▶ _READING PASSAGE_
This is an unofficial package. I have no affiliation to the people in charge of piper-tts or sherpa-onnx.
I'm sure one of them will develop and maintain a package that isn't as hacky as this. In the meantime, feel free to use this package (outside of production) and contribute if you can!
Spawns a web worker to run piper tts in, using a wasm build of sherpa onnx as the runtime.
A data file that is compatible with sherpa-onnx
npm install piper-wasm
After the runtime has been initialized, it will provide you the function to synthesize speech via a callback. The synthesize function takes a SpeechSynthesisUtterance.
// imports
import Piper from "piper-wasm/lib/index";
function onInit(generate: (utterance: SpeechSynthesisUtterance) => void): void {
const utterance = new SpeechSynthesisUtterance("Hello, World!");
generate(utterance);
}
const piper = new Piper(`path_to_model.data`, onInit);
// imports
import React, { useRef, useState, useEffect } from 'react';
import Piper from "piper-wasm/lib/index";
function PiperComponent() {
// reference holder
const piperRef = useRef<Piper>();
// the function that will be set to the generate function piper-wasm will return on initializazion
const [piperSynthesize, setPiperSynthesize] =
useState<(utterance: SpeechSynthesisUtterance) => void>();
// setter handler for the generate function
const setPiperGenerator: (
generateFunction: (utterance: SpeechSynthesisUtterance) => void
) => void = (generateFunction) => {
setPiperSynthesize(() => generateFunction);
};
// initialization
useEffect(() => {
if (!piperRef.current) {
piperRef.current = new Piper(
`path_to_model.data`,
setPiperGenerator
);
}
}, []);
return (
<button
disabled={!piperSynthesize}
onClick={() => {
if (piperSynthesize) {
piperSynthesize("Hello, World!");
} else {
console.warn("Piper has not yet been initialized");
}
}}
>
Click me
</button>
);
}
Google is weirdly strict about spawning web workers from content scripts and running wasm. So there's a few things that you have to do.

▶ _STORED DATA_

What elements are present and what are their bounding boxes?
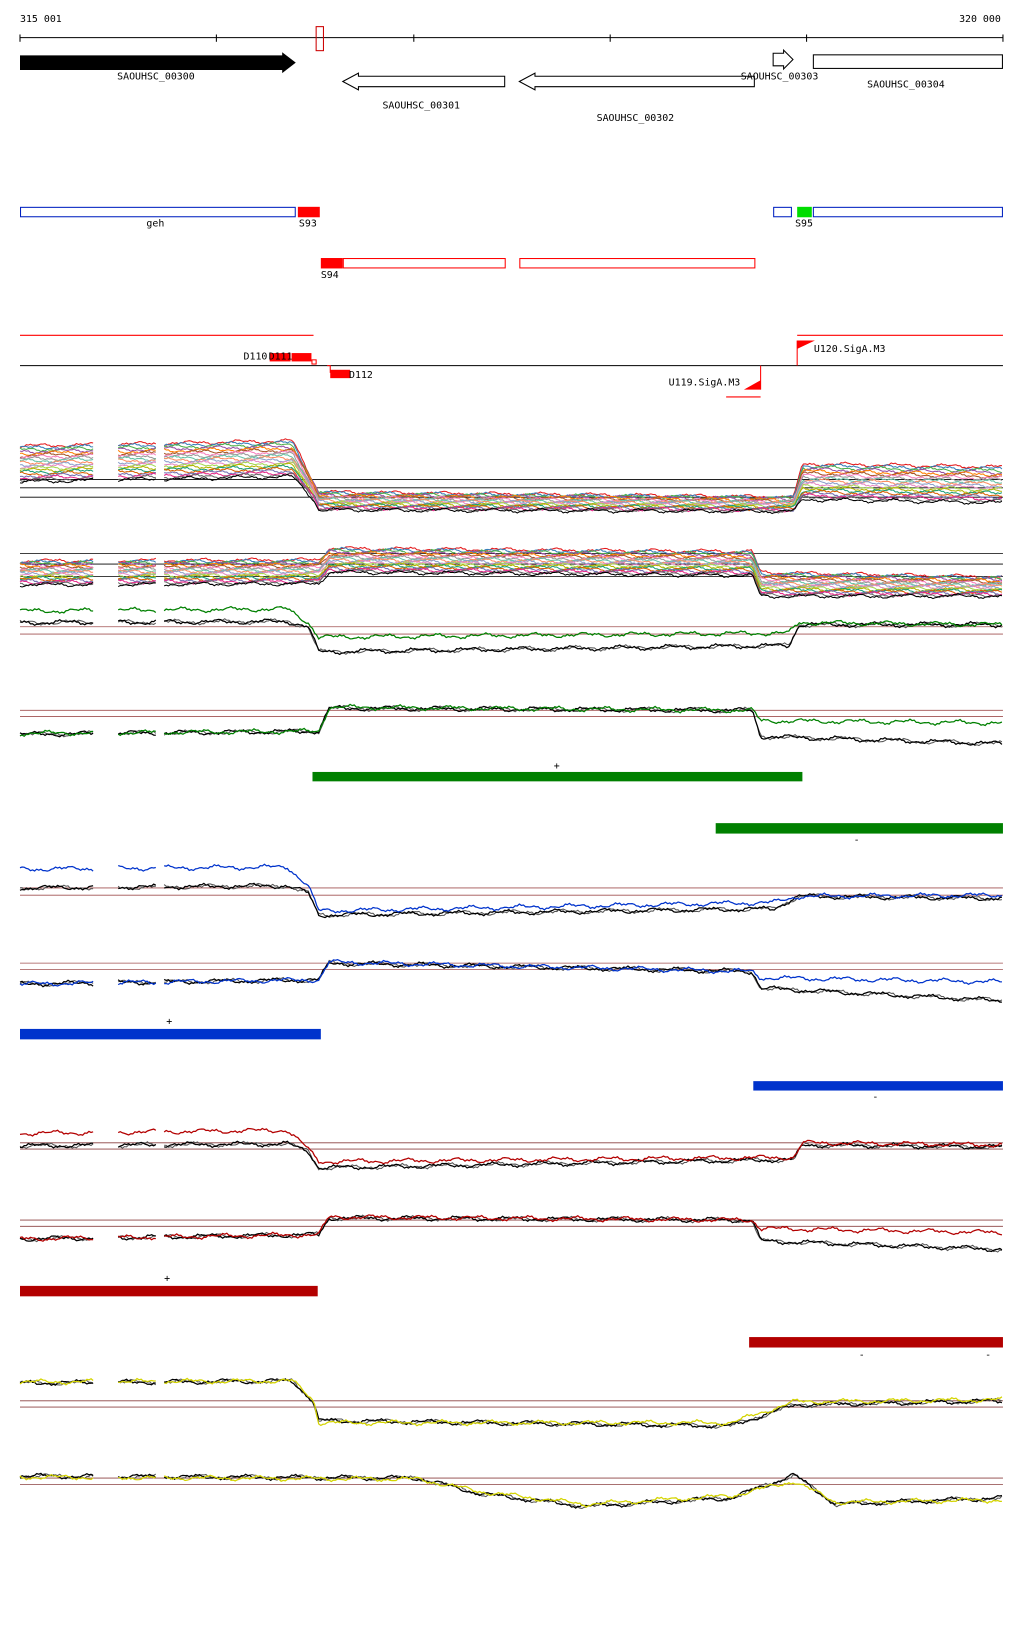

▶ _REQUIRED TASK_
Can you transcribe the stretch of the piper-wasm package page from "I'm sure one" through "as the runtime."?

▶ _EXERCISE SOLUTION_
I'm sure one of them will develop and maintain a package that isn't as hacky as this. In the meantime, feel free to use this package (outside of production) and contribute if you can!
Spawns a web worker to run piper tts in, using a wasm build of sherpa onnx as the runtime.